Problem: Copy each line with the word "Temperature" in it.

[Chart and figure data]
***

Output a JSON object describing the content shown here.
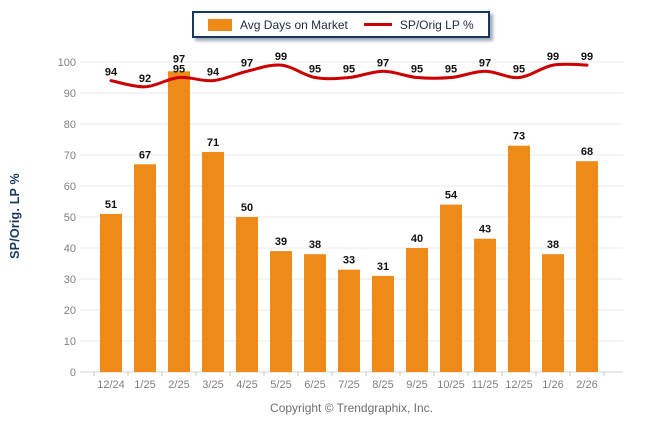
{
  "chart_data": {
    "type": "combo-bar-line",
    "title": "",
    "categories": [
      "12/24",
      "1/25",
      "2/25",
      "3/25",
      "4/25",
      "5/25",
      "6/25",
      "7/25",
      "8/25",
      "9/25",
      "10/25",
      "11/25",
      "12/25",
      "1/26",
      "2/26"
    ],
    "series": [
      {
        "name": "Avg Days on Market",
        "type": "bar",
        "color": "#EE8A17",
        "values": [
          51,
          67,
          97,
          71,
          50,
          39,
          38,
          33,
          31,
          40,
          54,
          43,
          73,
          38,
          68
        ]
      },
      {
        "name": "SP/Orig LP %",
        "type": "line",
        "color": "#CC0000",
        "values": [
          94,
          92,
          95,
          94,
          97,
          99,
          95,
          95,
          97,
          95,
          95,
          97,
          95,
          99,
          99
        ]
      }
    ],
    "ylabel": "SP/Orig. LP %",
    "xlabel": "",
    "ylim": [
      0,
      100
    ],
    "ytick_step": 10,
    "grid": true,
    "data_labels": true,
    "legend_position": "top-center"
  },
  "legend": {
    "items": [
      {
        "label": "Avg Days on Market",
        "swatch": "bar-swatch"
      },
      {
        "label": "SP/Orig LP %",
        "swatch": "line-swatch"
      }
    ]
  },
  "footer": {
    "text": "Copyright © Trendgraphix, Inc."
  },
  "colors": {
    "bar": "#EE8A17",
    "line": "#CC0000",
    "grid": "#E8E8E8",
    "axis": "#D4D4D4",
    "tick": "#C4C4C4",
    "axis_text": "#7F7F7F",
    "data_label_text": "#111111",
    "legend_border": "#17375E",
    "y_title_text": "#17375E"
  }
}
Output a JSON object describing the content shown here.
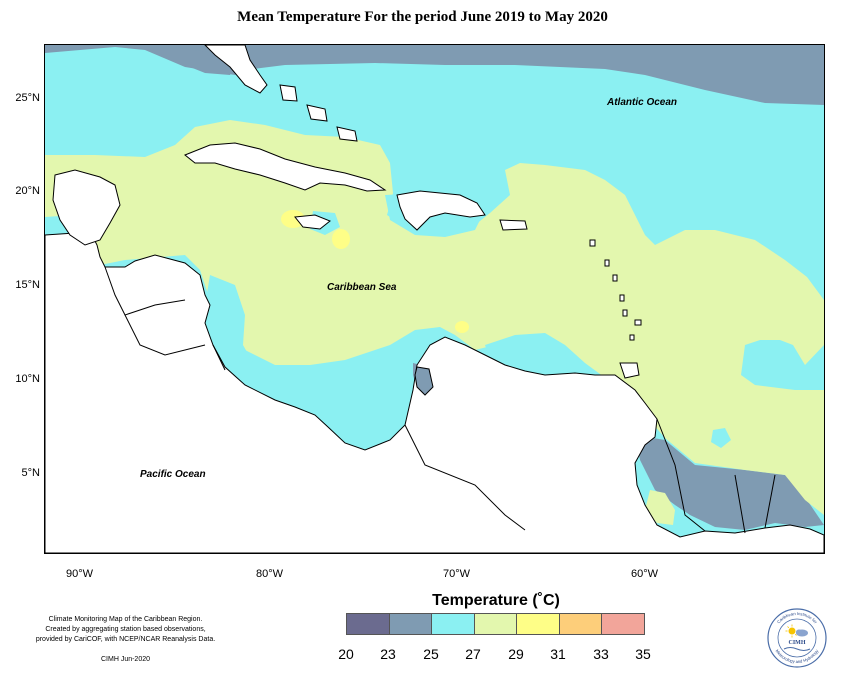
{
  "title": "Mean Temperature For the period June 2019 to May 2020",
  "labels": {
    "atlantic": "Atlantic Ocean",
    "caribbean": "Caribbean Sea",
    "pacific": "Pacific Ocean"
  },
  "latitude_ticks": [
    "25°N",
    "20°N",
    "15°N",
    "10°N",
    "5°N"
  ],
  "longitude_ticks": [
    "90°W",
    "80°W",
    "70°W",
    "60°W"
  ],
  "legend": {
    "title": "Temperature (˚C)",
    "ticks": [
      "20",
      "23",
      "25",
      "27",
      "29",
      "31",
      "33",
      "35"
    ],
    "colors": [
      "#6b6b8f",
      "#7f9bb2",
      "#8bf0f2",
      "#e3f7ae",
      "#fefe87",
      "#fdce7a",
      "#f2a59a"
    ]
  },
  "credits": {
    "line1": "Climate Monitoring Map of the Caribbean Region.",
    "line2": "Created by aggregating station based observations,",
    "line3": "provided by CariCOF, with NCEP/NCAR Reanalysis Data.",
    "stamp": "CIMH Jun-2020"
  },
  "logo": {
    "text": "CIMH",
    "ring_top": "Caribbean Institute for",
    "ring_bottom": "Meteorology and Hydrology"
  }
}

***

Result of the exercise:
  "title": "Mean Temperature For the period June 2019 to May 2020",
    "title": "Temperature (˚C)",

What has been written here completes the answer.